# WHAT YOU NEED TO DO
Exactly reproduce all the records, keeping pictures out of the copy.

# ENTRIES
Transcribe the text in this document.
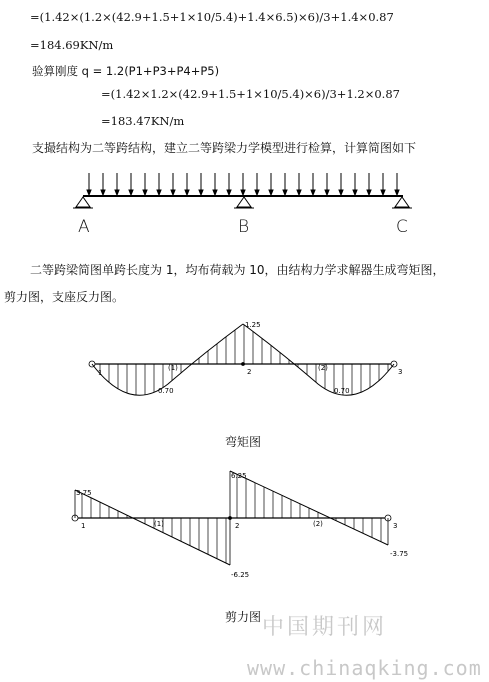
=(1.42×(1.2×(42.9+1.5+1×10/5.4)+1.4×6.5)×6)/3+1.4×0.87
=184.69KN/m
验算刚度 q = 1.2(P1+P3+P4+P5)
=(1.42×1.2×(42.9+1.5+1×10/5.4)×6)/3+1.2×0.87
=183.47KN/m
支撮结构为二等跨结构，建立二等跨梁力学模型进行检算，计算简图如下
A	B	C
二等跨梁简图单跨长度为 1，均布荷载为 10，由结构力学求解器生成弯矩图，
剪力图，支座反力图。
1	2	3
(1)	(2)
1.25
0.70	0.70
弯矩图
3.75
-6.25
6.25
-3.75
1	2	3
(1)	(2)
剪力图 中国期刊网
www.chinaqking.com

# TASK RESPONSE
Transcribe the text in this document.
=(1.42×(1.2×(42.9+1.5+1×10/5.4)+1.4×6.5)×6)/3+1.4×0.87
=184.69KN/m
验算刚度 q = 1.2(P1+P3+P4+P5)
=(1.42×1.2×(42.9+1.5+1×10/5.4)×6)/3+1.2×0.87
=183.47KN/m
支撮结构为二等跨结构，建立二等跨梁力学模型进行检算，计算简图如下
A	B	C
二等跨梁简图单跨长度为 1，均布荷载为 10，由结构力学求解器生成弯矩图，
剪力图，支座反力图。
1	2	3
(1)	(2)
1.25
0.70	0.70
弯矩图
3.75
-6.25
6.25
-3.75
1	2	3
(1)	(2)
剪力图 中国期刊网
www.chinaqking.com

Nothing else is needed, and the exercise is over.